Given numpy arrays a and b, it is fairly straightforward find the indices of array a whose elements overlap with the elements of array b using the function numpy.in1d(). However, what if you want to also find the indices associated with elements in b that overlap with a? I’m unable to find a good solution to this, so I wrote a small function to do this. It does brute force matching after getting all the common elements of array a and b. If anyone knows of a better way, please let me know. The code snippet is below.
import numpy as np
def overlap(a, b):
# return the indices in a that overlap with b, also returns
# the corresponding index in b only works if both a and b are unique!
# This is not very efficient but it works
bool_a = np.in1d(a,b)

**DATA:**
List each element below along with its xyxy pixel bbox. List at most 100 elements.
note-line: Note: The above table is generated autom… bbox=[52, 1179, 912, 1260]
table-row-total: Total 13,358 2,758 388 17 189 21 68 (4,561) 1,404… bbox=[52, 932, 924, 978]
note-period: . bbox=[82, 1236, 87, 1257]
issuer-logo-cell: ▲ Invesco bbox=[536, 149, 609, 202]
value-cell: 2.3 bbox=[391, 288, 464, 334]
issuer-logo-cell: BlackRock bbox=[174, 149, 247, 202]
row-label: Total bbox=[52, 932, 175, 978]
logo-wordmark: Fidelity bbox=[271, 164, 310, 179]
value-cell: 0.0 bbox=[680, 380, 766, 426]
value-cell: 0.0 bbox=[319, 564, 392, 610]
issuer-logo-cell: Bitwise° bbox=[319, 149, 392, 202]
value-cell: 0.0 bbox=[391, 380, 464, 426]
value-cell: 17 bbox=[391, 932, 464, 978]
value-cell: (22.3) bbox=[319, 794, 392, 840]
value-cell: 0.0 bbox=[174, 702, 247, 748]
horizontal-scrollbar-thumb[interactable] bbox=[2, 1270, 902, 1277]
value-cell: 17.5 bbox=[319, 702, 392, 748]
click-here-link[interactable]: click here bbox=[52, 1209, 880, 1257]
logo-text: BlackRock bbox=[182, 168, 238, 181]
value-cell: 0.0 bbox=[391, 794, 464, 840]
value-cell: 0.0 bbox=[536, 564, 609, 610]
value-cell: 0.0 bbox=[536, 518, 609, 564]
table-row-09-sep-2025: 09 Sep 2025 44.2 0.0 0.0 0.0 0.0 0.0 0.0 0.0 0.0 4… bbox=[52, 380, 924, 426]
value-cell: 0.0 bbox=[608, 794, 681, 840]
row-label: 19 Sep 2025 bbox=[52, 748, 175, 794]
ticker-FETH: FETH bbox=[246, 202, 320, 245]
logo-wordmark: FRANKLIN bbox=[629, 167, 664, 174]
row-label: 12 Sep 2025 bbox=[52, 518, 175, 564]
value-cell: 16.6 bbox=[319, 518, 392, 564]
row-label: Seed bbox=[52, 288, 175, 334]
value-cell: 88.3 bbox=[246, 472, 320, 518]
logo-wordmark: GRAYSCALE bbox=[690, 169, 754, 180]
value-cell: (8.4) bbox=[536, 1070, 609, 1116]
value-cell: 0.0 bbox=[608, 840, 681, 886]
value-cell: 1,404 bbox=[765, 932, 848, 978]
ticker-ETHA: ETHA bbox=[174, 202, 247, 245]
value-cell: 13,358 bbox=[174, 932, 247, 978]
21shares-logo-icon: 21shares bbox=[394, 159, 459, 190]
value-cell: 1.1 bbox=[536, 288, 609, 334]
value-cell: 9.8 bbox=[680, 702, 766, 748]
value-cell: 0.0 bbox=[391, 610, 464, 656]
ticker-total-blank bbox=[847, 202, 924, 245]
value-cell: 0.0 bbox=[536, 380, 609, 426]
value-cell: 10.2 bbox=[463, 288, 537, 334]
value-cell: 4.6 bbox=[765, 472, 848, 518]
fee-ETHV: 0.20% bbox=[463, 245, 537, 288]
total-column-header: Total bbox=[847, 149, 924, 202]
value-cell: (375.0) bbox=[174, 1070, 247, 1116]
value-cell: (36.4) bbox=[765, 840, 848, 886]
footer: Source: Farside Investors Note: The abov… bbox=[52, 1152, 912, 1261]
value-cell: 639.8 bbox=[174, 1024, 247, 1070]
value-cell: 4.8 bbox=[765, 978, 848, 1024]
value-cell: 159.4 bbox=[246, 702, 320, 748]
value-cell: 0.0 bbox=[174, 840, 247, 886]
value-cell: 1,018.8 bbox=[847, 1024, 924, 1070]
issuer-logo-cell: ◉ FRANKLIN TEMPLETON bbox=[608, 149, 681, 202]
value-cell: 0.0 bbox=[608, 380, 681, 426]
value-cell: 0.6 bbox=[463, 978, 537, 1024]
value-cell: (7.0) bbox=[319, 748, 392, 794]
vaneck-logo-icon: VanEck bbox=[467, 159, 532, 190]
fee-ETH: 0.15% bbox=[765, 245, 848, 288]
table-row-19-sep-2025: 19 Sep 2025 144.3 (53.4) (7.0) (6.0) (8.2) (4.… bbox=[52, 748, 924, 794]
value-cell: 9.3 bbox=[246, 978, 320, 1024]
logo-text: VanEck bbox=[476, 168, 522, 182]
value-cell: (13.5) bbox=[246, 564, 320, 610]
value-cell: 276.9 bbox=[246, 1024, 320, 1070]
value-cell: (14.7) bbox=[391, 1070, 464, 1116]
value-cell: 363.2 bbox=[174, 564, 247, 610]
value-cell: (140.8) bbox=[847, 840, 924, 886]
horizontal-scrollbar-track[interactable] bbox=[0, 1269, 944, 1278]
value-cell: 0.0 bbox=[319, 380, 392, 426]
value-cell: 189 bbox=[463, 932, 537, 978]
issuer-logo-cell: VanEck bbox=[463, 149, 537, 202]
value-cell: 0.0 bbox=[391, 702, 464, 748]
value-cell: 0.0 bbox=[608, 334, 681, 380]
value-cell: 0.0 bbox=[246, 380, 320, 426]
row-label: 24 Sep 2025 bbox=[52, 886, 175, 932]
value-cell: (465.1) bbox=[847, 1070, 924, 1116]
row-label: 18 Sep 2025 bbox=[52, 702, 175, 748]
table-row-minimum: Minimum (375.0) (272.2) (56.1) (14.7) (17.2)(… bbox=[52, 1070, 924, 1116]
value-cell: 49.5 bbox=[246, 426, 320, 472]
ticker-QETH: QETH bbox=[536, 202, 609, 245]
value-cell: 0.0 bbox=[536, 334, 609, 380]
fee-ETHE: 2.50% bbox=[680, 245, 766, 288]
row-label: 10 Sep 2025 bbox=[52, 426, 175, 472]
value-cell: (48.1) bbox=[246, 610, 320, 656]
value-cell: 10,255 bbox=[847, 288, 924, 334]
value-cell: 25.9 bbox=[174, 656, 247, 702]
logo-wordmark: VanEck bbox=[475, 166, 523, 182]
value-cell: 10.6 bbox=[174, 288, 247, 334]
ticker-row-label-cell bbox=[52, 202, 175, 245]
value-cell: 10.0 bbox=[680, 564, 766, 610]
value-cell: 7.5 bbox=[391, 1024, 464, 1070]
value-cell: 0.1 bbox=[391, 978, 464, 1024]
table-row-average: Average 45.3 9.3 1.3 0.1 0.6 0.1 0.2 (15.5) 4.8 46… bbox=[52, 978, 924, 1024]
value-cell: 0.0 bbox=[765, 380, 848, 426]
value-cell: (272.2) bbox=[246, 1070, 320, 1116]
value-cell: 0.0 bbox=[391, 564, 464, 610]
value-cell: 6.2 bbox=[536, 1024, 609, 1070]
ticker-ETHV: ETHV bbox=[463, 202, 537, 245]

**PROMPT:**
In the passage on overlapping NumPy arrays, under what condition does the comment in the code say the function works?

**RESPONSE:**
It works only if both a and b are unique.